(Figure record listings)
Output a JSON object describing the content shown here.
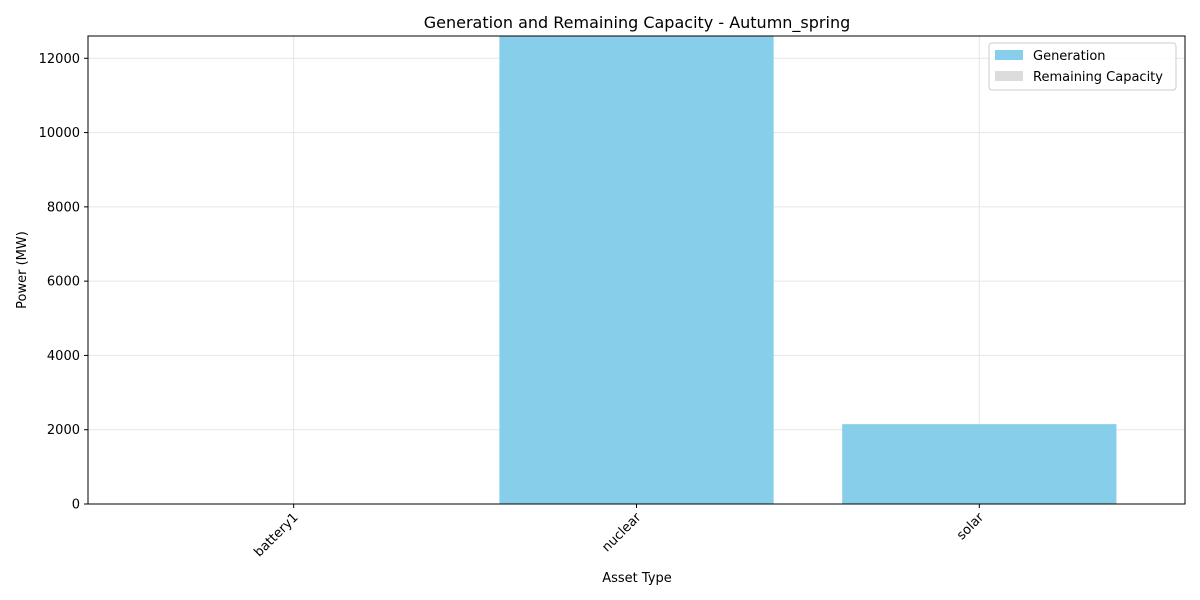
{
  "chart_data": {
    "type": "bar",
    "title": "Generation and Remaining Capacity - Autumn_spring",
    "xlabel": "Asset Type",
    "ylabel": "Power (MW)",
    "categories": [
      "battery1",
      "nuclear",
      "solar"
    ],
    "series": [
      {
        "name": "Generation",
        "values": [
          10,
          12600,
          2150
        ]
      },
      {
        "name": "Remaining Capacity",
        "values": [
          0,
          0,
          0
        ]
      }
    ],
    "ylim": [
      0,
      12600
    ],
    "yticks": [
      0,
      2000,
      4000,
      6000,
      8000,
      10000,
      12000
    ],
    "grid": true,
    "legend_position": "top-right",
    "colors": {
      "Generation": "#87CEEB",
      "Remaining Capacity": "#DCDCDC"
    }
  }
}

DESCRIPTION OF THE TASK =>
Write out the whole listing exactly, and drop the pictures.

EXERCISE RESPONSE =>
Output a JSON object describing the content shown here.
{
  "chart_data": {
    "type": "bar",
    "title": "Generation and Remaining Capacity - Autumn_spring",
    "xlabel": "Asset Type",
    "ylabel": "Power (MW)",
    "categories": [
      "battery1",
      "nuclear",
      "solar"
    ],
    "series": [
      {
        "name": "Generation",
        "values": [
          10,
          12600,
          2150
        ]
      },
      {
        "name": "Remaining Capacity",
        "values": [
          0,
          0,
          0
        ]
      }
    ],
    "ylim": [
      0,
      12600
    ],
    "yticks": [
      0,
      2000,
      4000,
      6000,
      8000,
      10000,
      12000
    ],
    "grid": true,
    "legend_position": "top-right",
    "colors": {
      "Generation": "#87CEEB",
      "Remaining Capacity": "#DCDCDC"
    }
  }
}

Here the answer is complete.